[Extracted data entries]

────────────────

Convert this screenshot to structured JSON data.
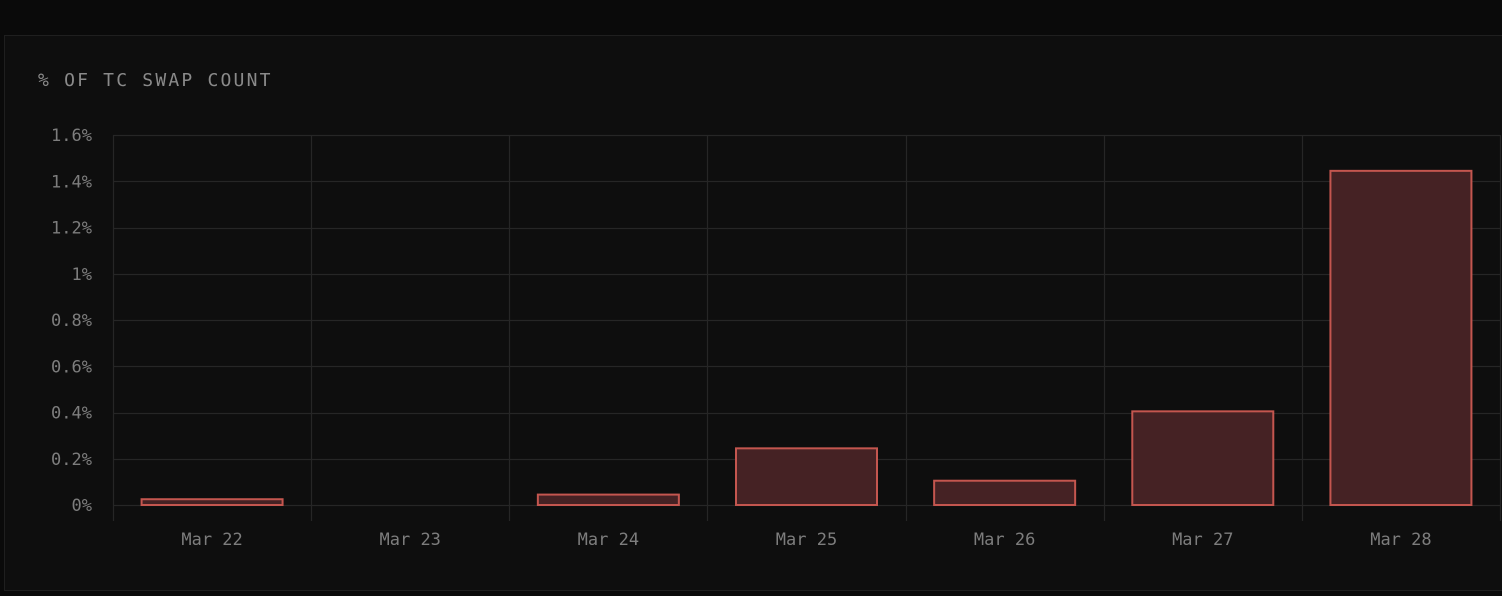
{
  "panel": {
    "title": "% OF TC SWAP COUNT"
  },
  "colors": {
    "page_background": "#0a0a0a",
    "panel_background": "#0e0e0e",
    "grid": "#262626",
    "bar_fill": "#452224",
    "bar_stroke": "#c4564f",
    "tick_text": "#7d7d7d",
    "title_text": "#8a8a8a"
  },
  "chart_data": {
    "type": "bar",
    "title": "% OF TC SWAP COUNT",
    "xlabel": "",
    "ylabel": "",
    "categories": [
      "Mar 22",
      "Mar 23",
      "Mar 24",
      "Mar 25",
      "Mar 26",
      "Mar 27",
      "Mar 28"
    ],
    "values": [
      0.025,
      0,
      0.045,
      0.245,
      0.105,
      0.405,
      1.445
    ],
    "ylim": [
      0,
      1.6
    ],
    "y_ticks": [
      0,
      0.2,
      0.4,
      0.6,
      0.8,
      1,
      1.2,
      1.4,
      1.6
    ],
    "y_tick_labels": [
      "0%",
      "0.2%",
      "0.4%",
      "0.6%",
      "0.8%",
      "1%",
      "1.2%",
      "1.4%",
      "1.6%"
    ],
    "grid": true,
    "legend": "none"
  }
}
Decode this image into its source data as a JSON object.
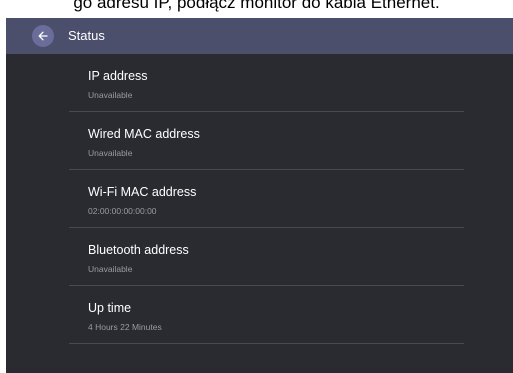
{
  "caption": "go adresu IP, podłącz monitor do kabla Ethernet.",
  "header": {
    "back_icon": "arrow-left-icon",
    "title": "Status"
  },
  "status_items": [
    {
      "label": "IP address",
      "value": "Unavailable"
    },
    {
      "label": "Wired MAC address",
      "value": "Unavailable"
    },
    {
      "label": "Wi-Fi MAC address",
      "value": "02:00:00:00:00:00"
    },
    {
      "label": "Bluetooth address",
      "value": "Unavailable"
    },
    {
      "label": "Up time",
      "value": "4 Hours 22 Minutes"
    }
  ],
  "colors": {
    "header_bg": "#4b4f6c",
    "panel_bg": "#2a2b31",
    "back_button_bg": "#6a6d99",
    "divider": "#4a4b52"
  }
}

────────────────

**EXERCISE BRIEF:**
Only the number is wanted: count the lines of the records that hold the word "JSON".

**RESULT OF THIS TASK:**
2